Given information:

═══

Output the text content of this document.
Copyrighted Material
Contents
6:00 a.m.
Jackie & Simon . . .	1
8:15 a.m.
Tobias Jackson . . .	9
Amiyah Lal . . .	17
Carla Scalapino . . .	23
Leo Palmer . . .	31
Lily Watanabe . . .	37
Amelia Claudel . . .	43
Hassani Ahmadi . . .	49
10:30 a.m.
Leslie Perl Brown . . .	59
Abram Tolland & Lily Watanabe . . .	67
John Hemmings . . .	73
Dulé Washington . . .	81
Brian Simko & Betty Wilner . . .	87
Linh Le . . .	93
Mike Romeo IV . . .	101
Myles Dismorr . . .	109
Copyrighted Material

═══

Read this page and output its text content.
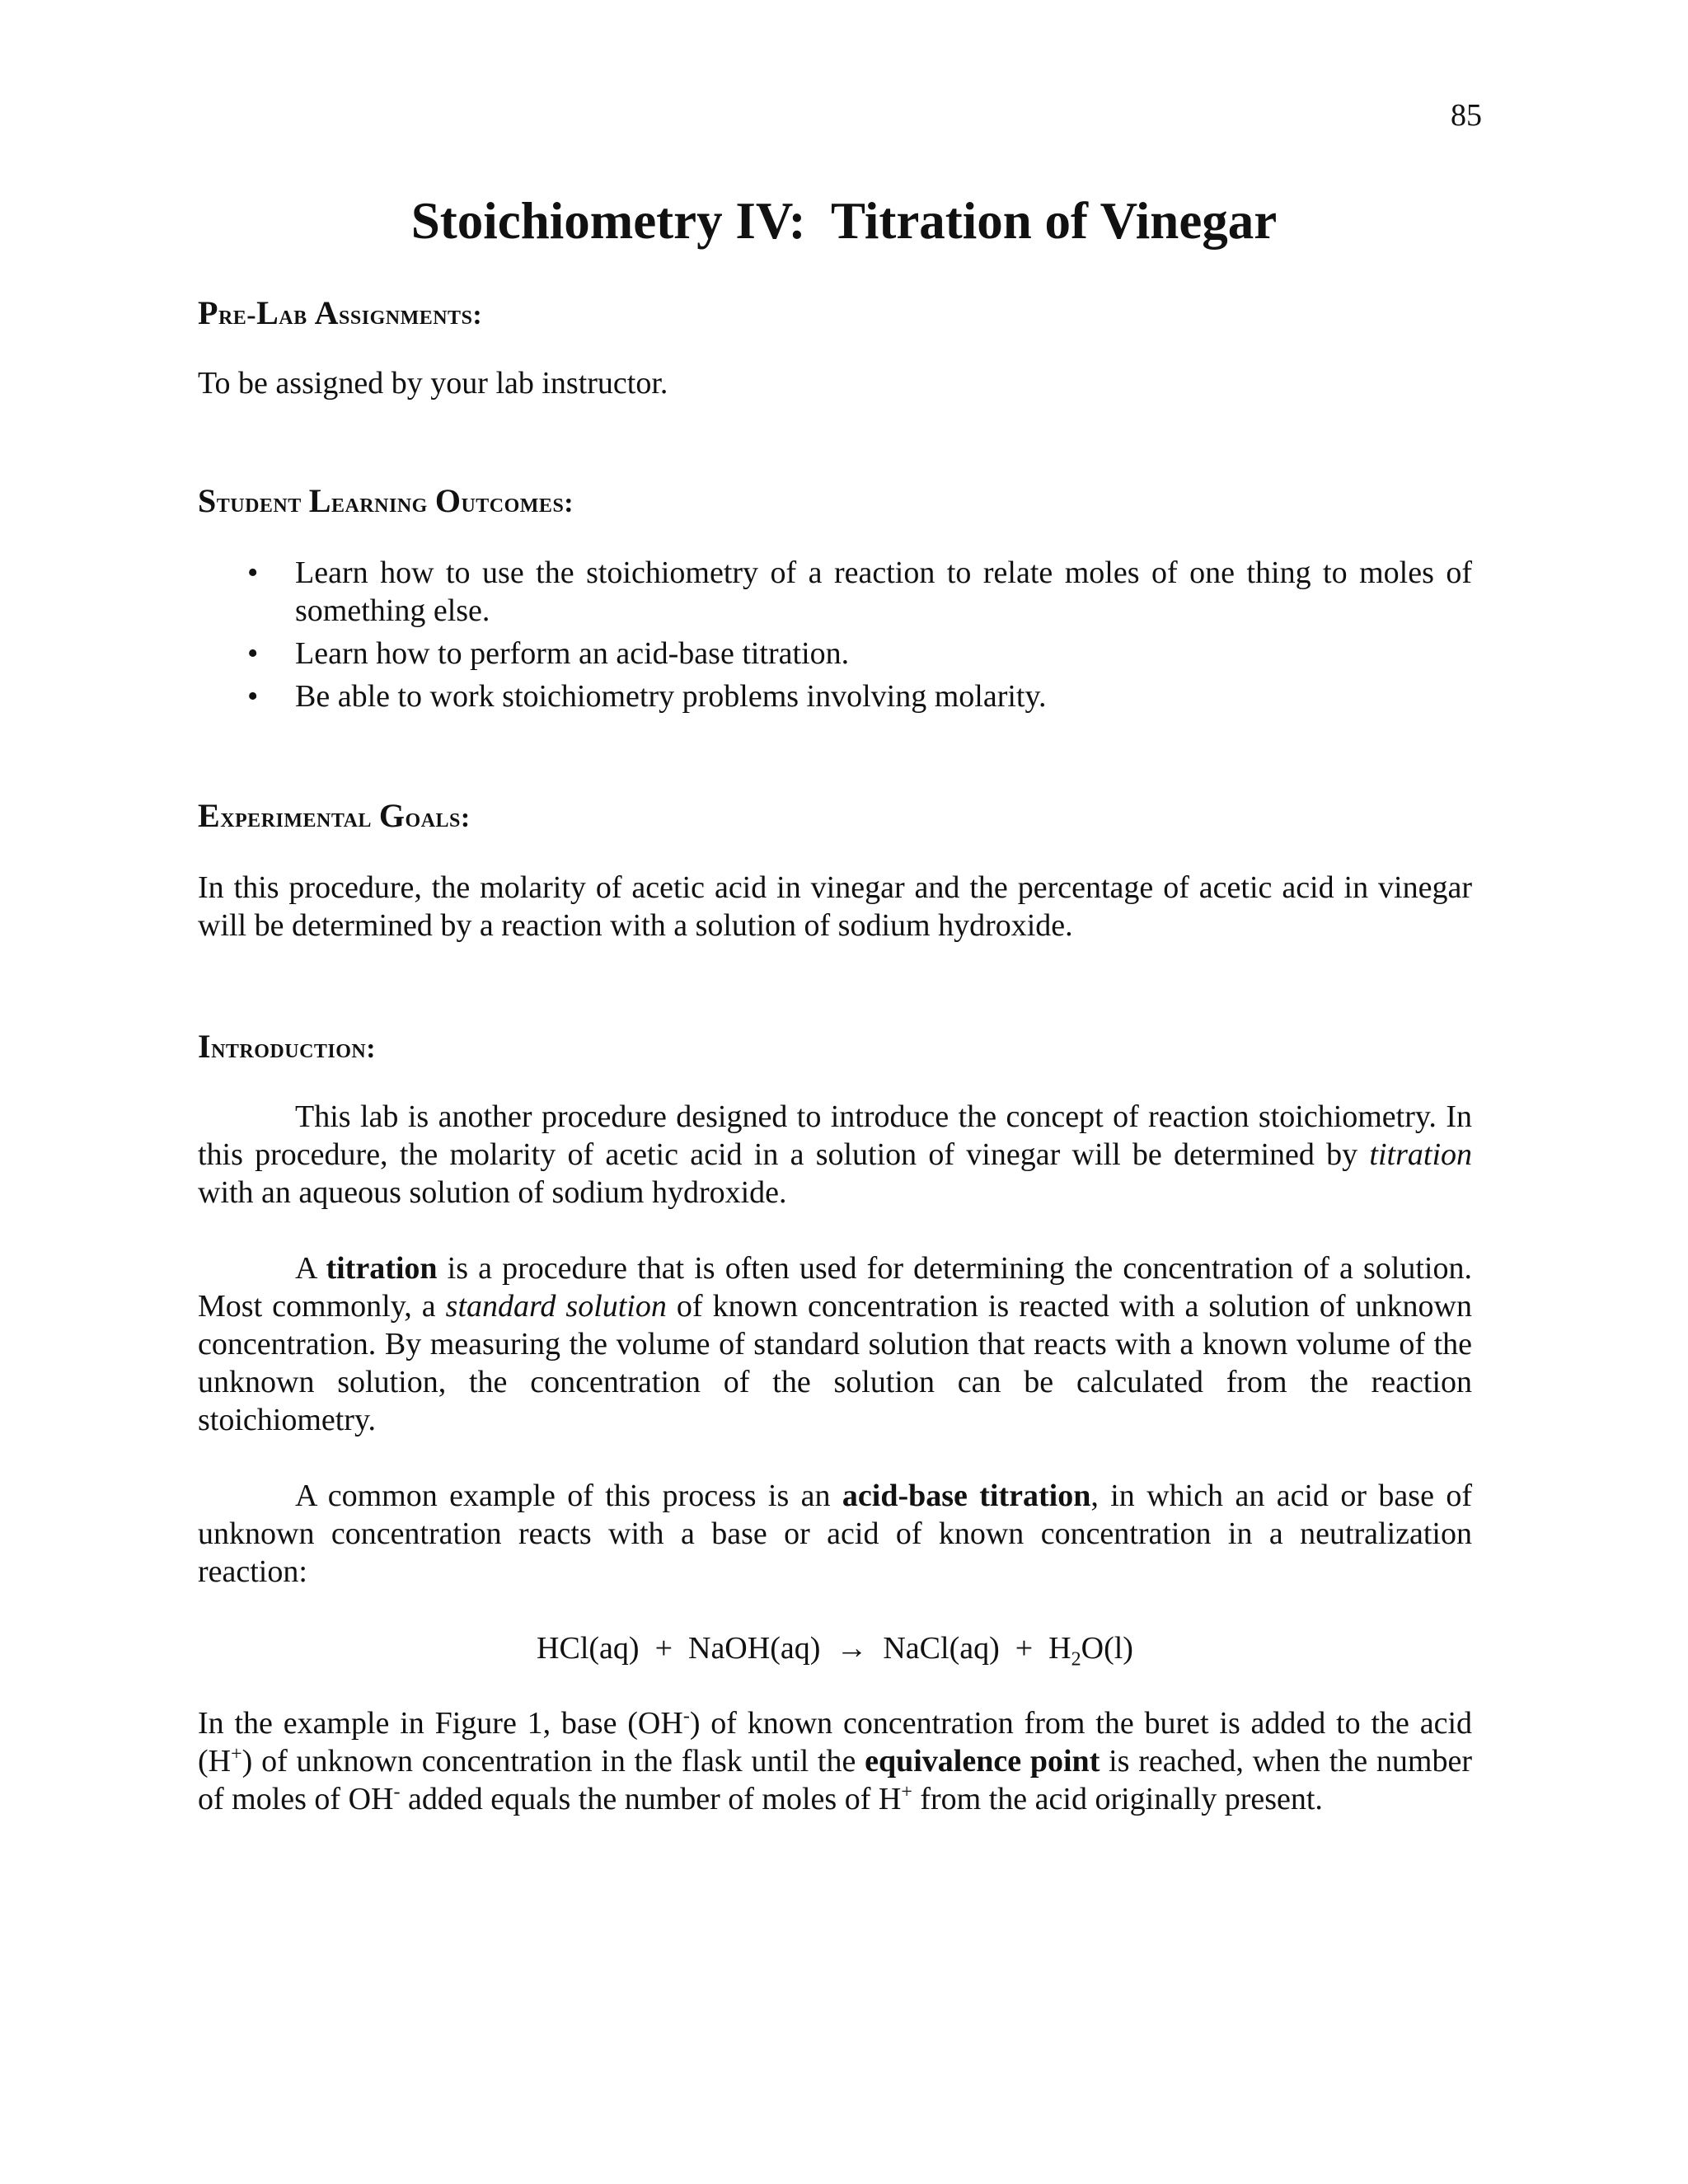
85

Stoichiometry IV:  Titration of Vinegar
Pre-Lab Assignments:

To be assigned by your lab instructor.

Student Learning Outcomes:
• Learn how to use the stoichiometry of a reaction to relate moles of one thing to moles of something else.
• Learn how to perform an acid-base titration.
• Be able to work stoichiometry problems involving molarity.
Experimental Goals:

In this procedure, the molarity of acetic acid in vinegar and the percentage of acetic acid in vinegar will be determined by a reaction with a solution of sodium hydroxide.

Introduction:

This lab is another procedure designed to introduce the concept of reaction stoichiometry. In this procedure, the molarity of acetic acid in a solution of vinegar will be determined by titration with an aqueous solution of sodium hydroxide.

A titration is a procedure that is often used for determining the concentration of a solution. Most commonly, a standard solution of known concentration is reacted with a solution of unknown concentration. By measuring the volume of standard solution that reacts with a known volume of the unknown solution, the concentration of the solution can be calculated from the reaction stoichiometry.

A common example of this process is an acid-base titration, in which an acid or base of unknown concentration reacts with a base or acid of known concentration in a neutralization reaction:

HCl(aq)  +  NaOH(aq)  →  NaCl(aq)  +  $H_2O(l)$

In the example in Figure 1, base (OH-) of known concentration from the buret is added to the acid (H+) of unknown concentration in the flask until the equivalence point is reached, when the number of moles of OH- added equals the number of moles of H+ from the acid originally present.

═══

Problem: Using the listing above, gather each line that holds the string "determined" and copy it.

Result of the exercise:
In this procedure, the molarity of acetic acid in vinegar and the percentage of acetic acid in vinegar will be determined by a reaction with a solution of sodium hydroxide.
This lab is another procedure designed to introduce the concept of reaction stoichiometry. In this procedure, the molarity of acetic acid in a solution of vinegar will be determined by titration with an aqueous solution of sodium hydroxide.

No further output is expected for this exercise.